* _GIVEN EXERCISE_:
Repeat each record exactly. Any picture gets left out.

* _DATA TO USE_:

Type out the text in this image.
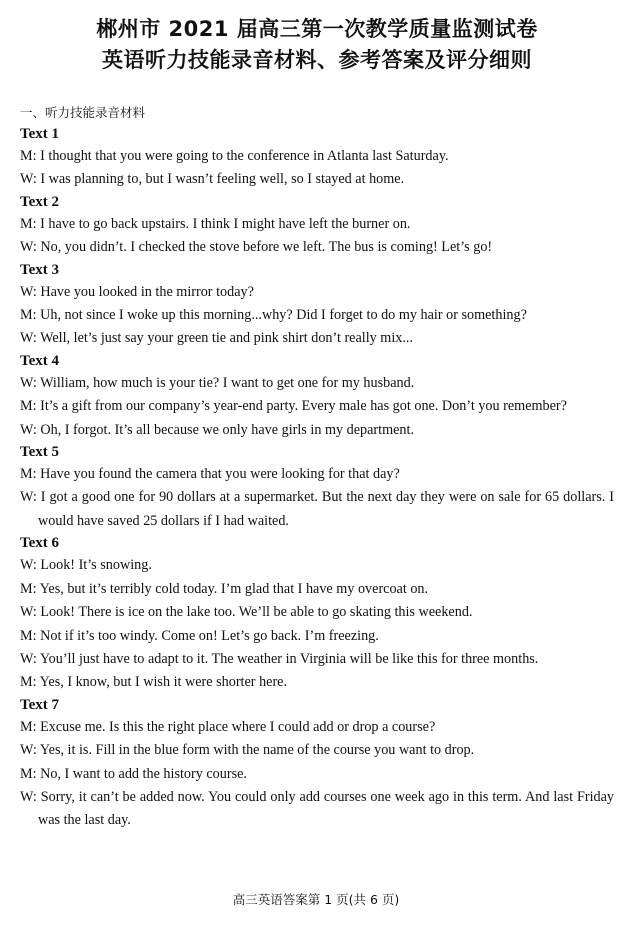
郴州市 2021 届高三第一次教学质量监测试卷
英语听力技能录音材料、参考答案及评分细则
一、听力技能录音材料
Text 1
M: I thought that you were going to the conference in Atlanta last Saturday.
W: I was planning to, but I wasn’t feeling well, so I stayed at home.
Text 2
M: I have to go back upstairs. I think I might have left the burner on.
W: No, you didn’t. I checked the stove before we left. The bus is coming! Let’s go!
Text 3
W: Have you looked in the mirror today?
M: Uh, not since I woke up this morning...why? Did I forget to do my hair or something?
W: Well, let’s just say your green tie and pink shirt don’t really mix...
Text 4
W: William, how much is your tie? I want to get one for my husband.
M: It’s a gift from our company’s year-end party. Every male has got one. Don’t you remember?
W: Oh, I forgot. It’s all because we only have girls in my department.
Text 5
M: Have you found the camera that you were looking for that day?
W: I got a good one for 90 dollars at a supermarket. But the next day they were on sale for 65 dollars. I would have saved 25 dollars if I had waited.
Text 6
W: Look! It’s snowing.
M: Yes, but it’s terribly cold today. I’m glad that I have my overcoat on.
W: Look! There is ice on the lake too. We’ll be able to go skating this weekend.
M: Not if it’s too windy. Come on! Let’s go back. I’m freezing.
W: You’ll just have to adapt to it. The weather in Virginia will be like this for three months.
M: Yes, I know, but I wish it were shorter here.
Text 7
M: Excuse me. Is this the right place where I could add or drop a course?
W: Yes, it is. Fill in the blue form with the name of the course you want to drop.
M: No, I want to add the history course.
W: Sorry, it can’t be added now. You could only add courses one week ago in this term. And last Friday was the last day.
高三英语答案第 1 页(共 6 页)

* _RIGHT ANSWER_:
Type out the text in this image.
郴州市 2021 届高三第一次教学质量监测试卷
英语听力技能录音材料、参考答案及评分细则
一、听力技能录音材料
Text 1
M: I thought that you were going to the conference in Atlanta last Saturday.
W: I was planning to, but I wasn’t feeling well, so I stayed at home.
Text 2
M: I have to go back upstairs. I think I might have left the burner on.
W: No, you didn’t. I checked the stove before we left. The bus is coming! Let’s go!
Text 3
W: Have you looked in the mirror today?
M: Uh, not since I woke up this morning...why? Did I forget to do my hair or something?
W: Well, let’s just say your green tie and pink shirt don’t really mix...
Text 4
W: William, how much is your tie? I want to get one for my husband.
M: It’s a gift from our company’s year-end party. Every male has got one. Don’t you remember?
W: Oh, I forgot. It’s all because we only have girls in my department.
Text 5
M: Have you found the camera that you were looking for that day?
W: I got a good one for 90 dollars at a supermarket. But the next day they were on sale for 65 dollars. I would have saved 25 dollars if I had waited.
Text 6
W: Look! It’s snowing.
M: Yes, but it’s terribly cold today. I’m glad that I have my overcoat on.
W: Look! There is ice on the lake too. We’ll be able to go skating this weekend.
M: Not if it’s too windy. Come on! Let’s go back. I’m freezing.
W: You’ll just have to adapt to it. The weather in Virginia will be like this for three months.
M: Yes, I know, but I wish it were shorter here.
Text 7
M: Excuse me. Is this the right place where I could add or drop a course?
W: Yes, it is. Fill in the blue form with the name of the course you want to drop.
M: No, I want to add the history course.
W: Sorry, it can’t be added now. You could only add courses one week ago in this term. And last Friday was the last day.
高三英语答案第 1 页(共 6 页)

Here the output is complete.